▶ _What the task requires_: Track down every line below that holds "当分针指到数字" and copy it.

A run of records:

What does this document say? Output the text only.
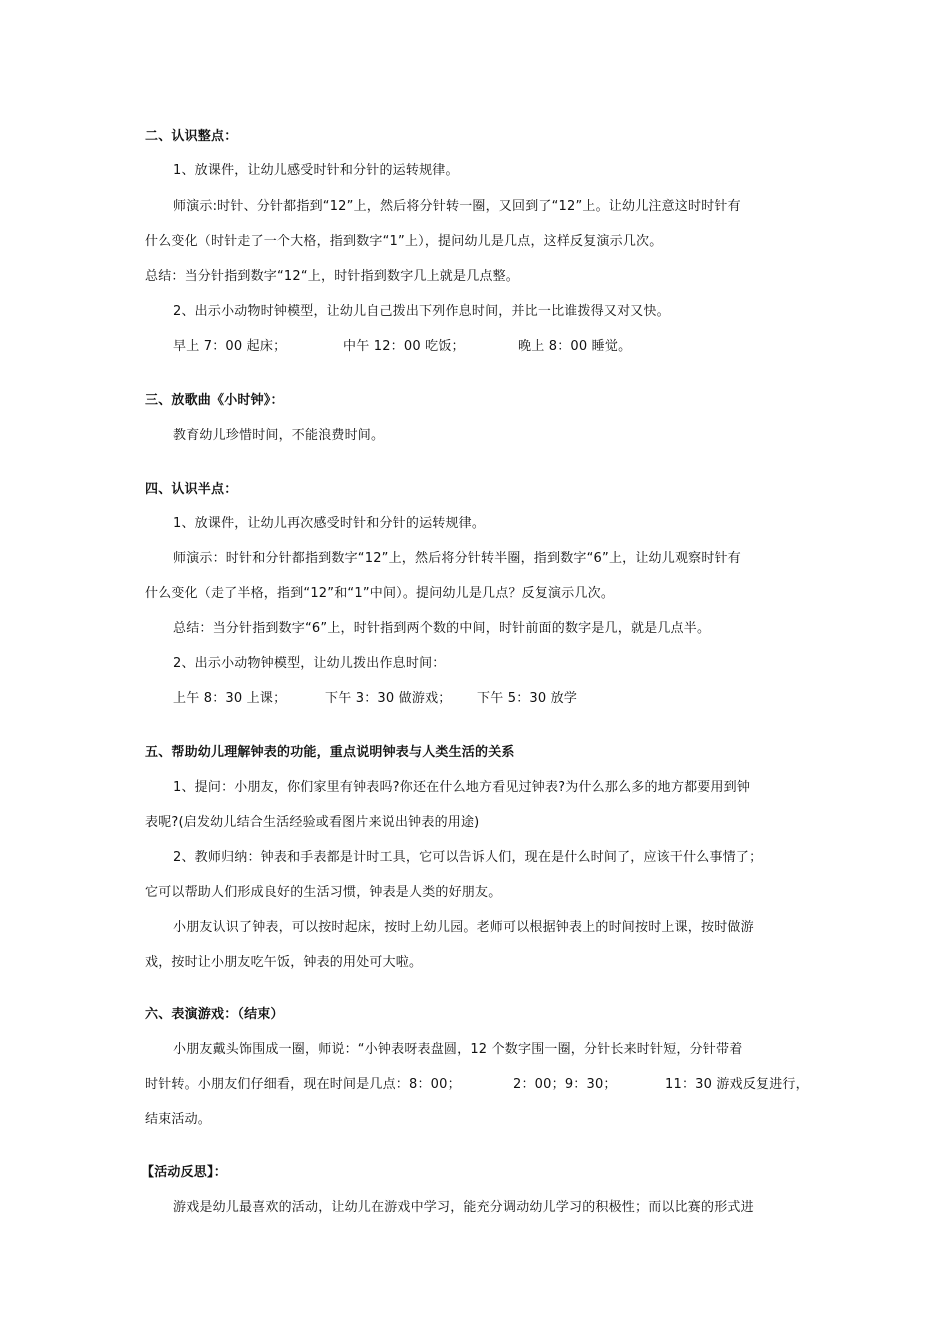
二、认识整点：
1、放课件，让幼儿感受时针和分针的运转规律。
师演示:时针、分针都指到“12”上，然后将分针转一圈，又回到了“12”上。让幼儿注意这时时针有
什么变化（时针走了一个大格，指到数字“1”上），提问幼儿是几点，这样反复演示几次。
总结：当分针指到数字“12“上，时针指到数字几上就是几点整。
2、出示小动物时钟模型，让幼儿自己拨出下列作息时间，并比一比谁拨得又对又快。
早上 7：00 起床；	中午 12：00 吃饭；	晚上 8：00 睡觉。
三、放歌曲《小时钟》：
教育幼儿珍惜时间，不能浪费时间。
四、认识半点：
1、放课件，让幼儿再次感受时针和分针的运转规律。
师演示：时针和分针都指到数字“12”上，然后将分针转半圈，指到数字“6”上，让幼儿观察时针有
什么变化（走了半格，指到“12”和“1”中间）。提问幼儿是几点？反复演示几次。
总结：当分针指到数字“6”上，时针指到两个数的中间，时针前面的数字是几，就是几点半。
2、出示小动物钟模型，让幼儿拨出作息时间：
上午 8：30 上课；	下午 3：30 做游戏； 下午 5：30 放学
五、帮助幼儿理解钟表的功能，重点说明钟表与人类生活的关系
1、提问：小朋友，你们家里有钟表吗?你还在什么地方看见过钟表?为什么那么多的地方都要用到钟
表呢?(启发幼儿结合生活经验或看图片来说出钟表的用途)
2、教师归纳：钟表和手表都是计时工具，它可以告诉人们，现在是什么时间了，应该干什么事情了；
它可以帮助人们形成良好的生活习惯，钟表是人类的好朋友。
小朋友认识了钟表，可以按时起床，按时上幼儿园。老师可以根据钟表上的时间按时上课，按时做游
戏，按时让小朋友吃午饭，钟表的用处可大啦。
六、表演游戏：（结束）
小朋友戴头饰围成一圈，师说：“小钟表呀表盘圆，12 个数字围一圈，分针长来时针短，分针带着
时针转。小朋友们仔细看，现在时间是几点：8：00；	2：00；9：30；	11：30 游戏反复进行，
结束活动。
【活动反思】：
游戏是幼儿最喜欢的活动，让幼儿在游戏中学习，能充分调动幼儿学习的积极性；而以比赛的形式进
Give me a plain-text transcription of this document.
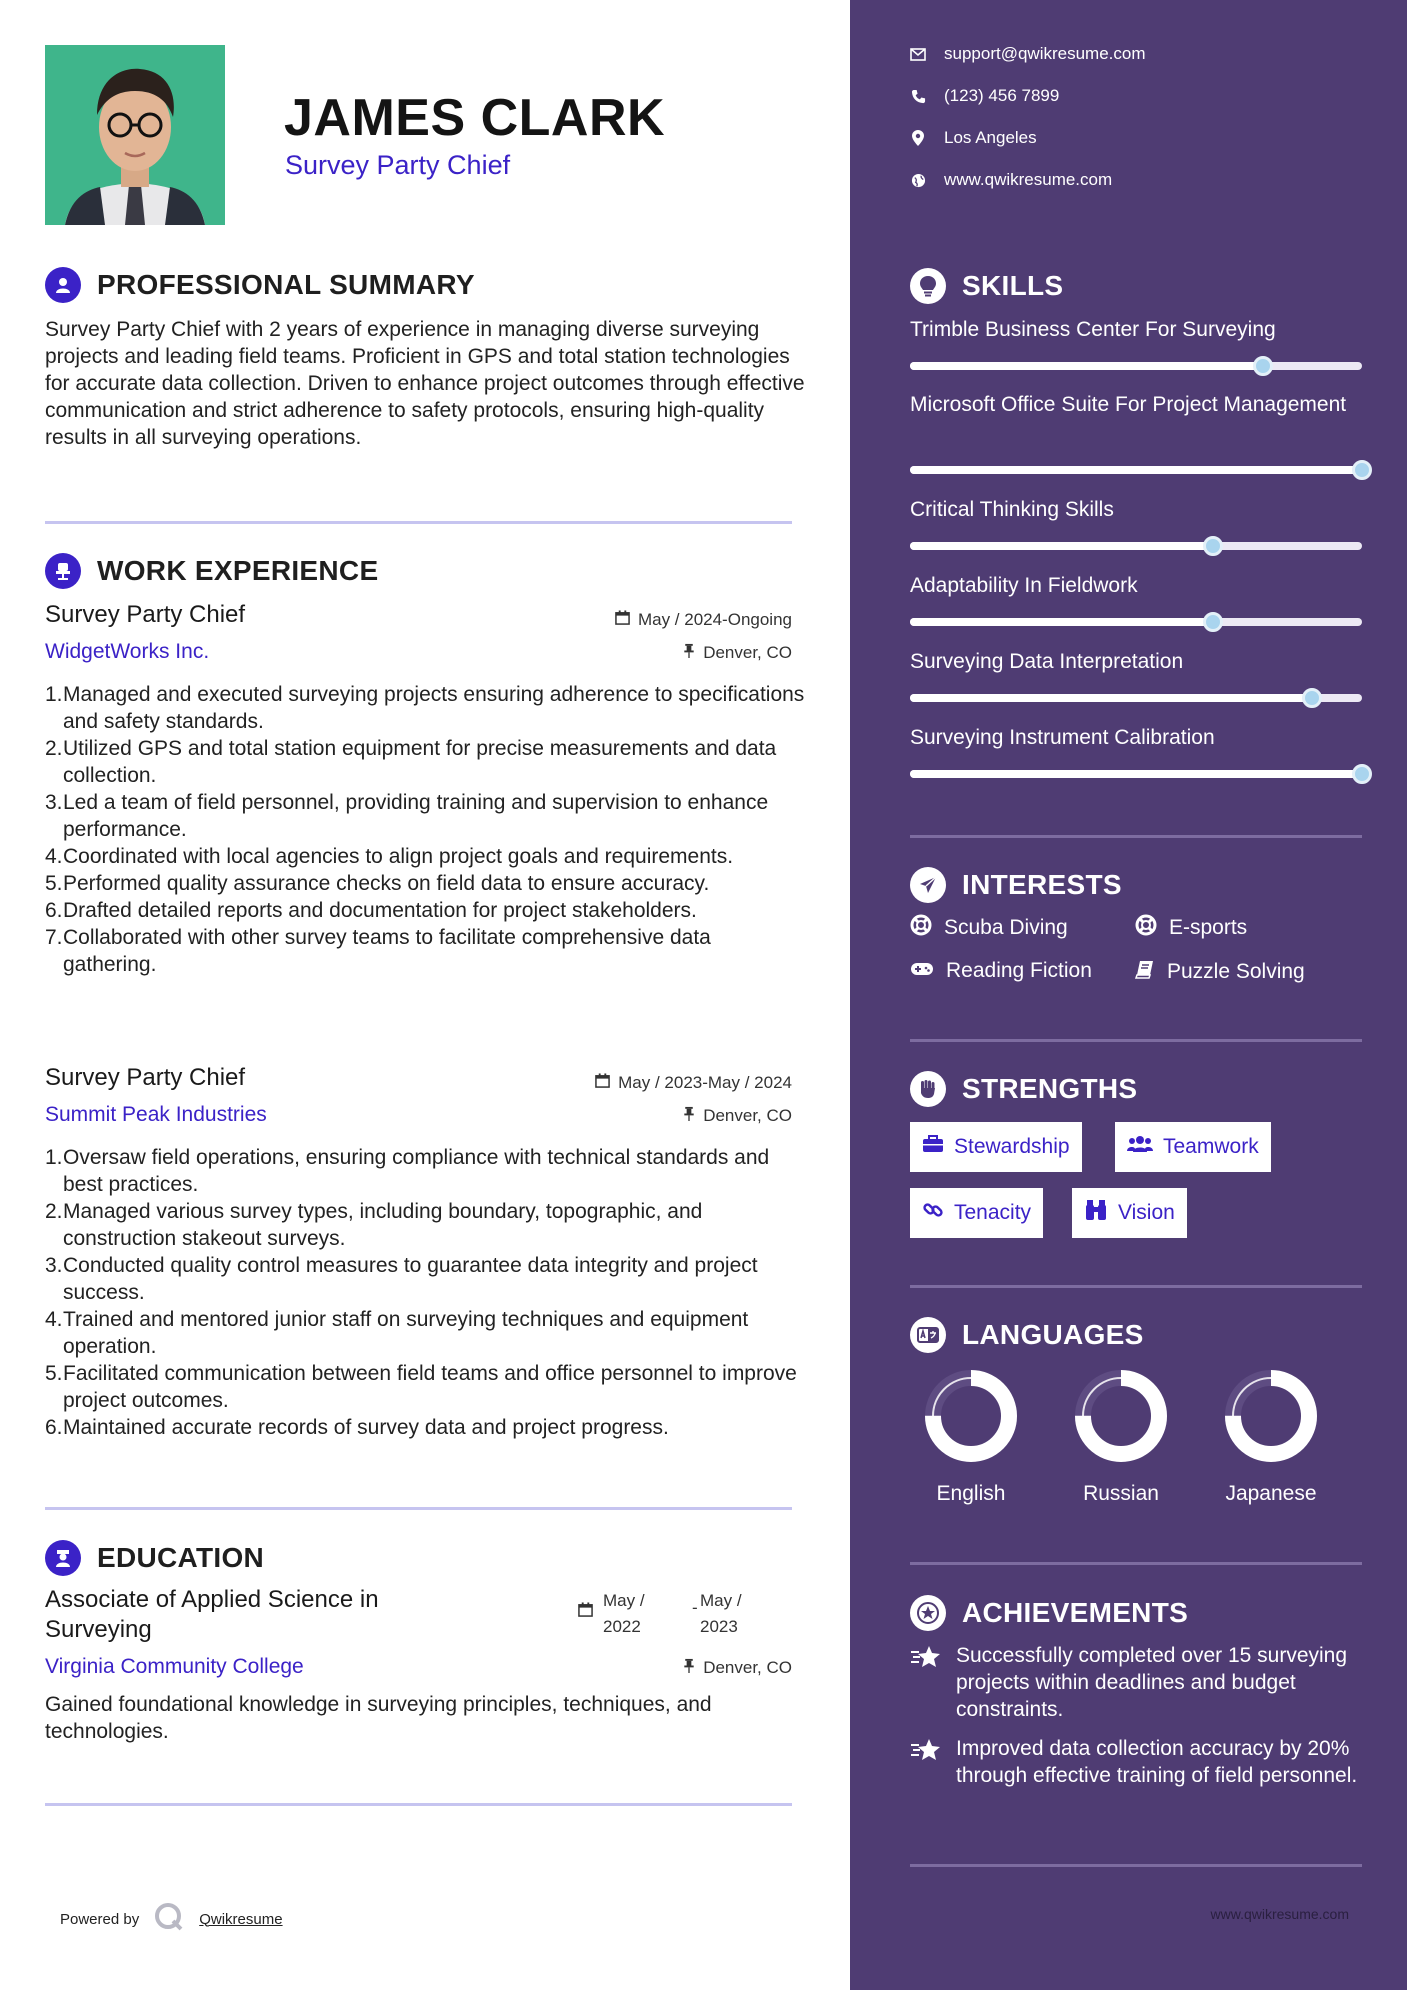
JAMES CLARK
Survey Party Chief
PROFESSIONAL SUMMARY
Survey Party Chief with 2 years of experience in managing diverse surveying projects and leading field teams. Proficient in GPS and total station technologies for accurate data collection. Driven to enhance project outcomes through effective communication and strict adherence to safety protocols, ensuring high-quality results in all surveying operations.
WORK EXPERIENCE
Survey Party Chief	May / 2024-Ongoing
WidgetWorks Inc.	Denver, CO
1. Managed and executed surveying projects ensuring adherence to specifications and safety standards.
2. Utilized GPS and total station equipment for precise measurements and data collection.
3. Led a team of field personnel, providing training and supervision to enhance performance.
4. Coordinated with local agencies to align project goals and requirements.
5. Performed quality assurance checks on field data to ensure accuracy.
6. Drafted detailed reports and documentation for project stakeholders.
7. Collaborated with other survey teams to facilitate comprehensive data gathering.
Survey Party Chief	May / 2023-May / 2024
Summit Peak Industries	Denver, CO
1. Oversaw field operations, ensuring compliance with technical standards and best practices.
2. Managed various survey types, including boundary, topographic, and construction stakeout surveys.
3. Conducted quality control measures to guarantee data integrity and project success.
4. Trained and mentored junior staff on surveying techniques and equipment operation.
5. Facilitated communication between field teams and office personnel to improve project outcomes.
6. Maintained accurate records of survey data and project progress.
EDUCATION
Associate of Applied Science in Surveying
May / 2022
- May / 2023
Virginia Community College	Denver, CO
Gained foundational knowledge in surveying principles, techniques, and technologies.
Powered by	Qwikresume
support@qwikresume.com
(123) 456 7899
Los Angeles
www.qwikresume.com
SKILLS
Trimble Business Center For Surveying
Microsoft Office Suite For Project Management
Critical Thinking Skills
Adaptability In Fieldwork
Surveying Data Interpretation
Surveying Instrument Calibration
INTERESTS
Scuba Diving	E-sports
Reading Fiction	Puzzle Solving
STRENGTHS
Stewardship	Teamwork
Tenacity	Vision
LANGUAGES
English	Russian	Japanese
ACHIEVEMENTS
Successfully completed over 15 surveying projects within deadlines and budget constraints.
Improved data collection accuracy by 20% through effective training of field personnel.
www.qwikresume.com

▶ _Solution to the problem_:
总结：当分针指到数字“12“上，时针指到数字几上就是几点整。
总结：当分针指到数字“6”上，时针指到两个数的中间，时针前面的数字是几，就是几点半。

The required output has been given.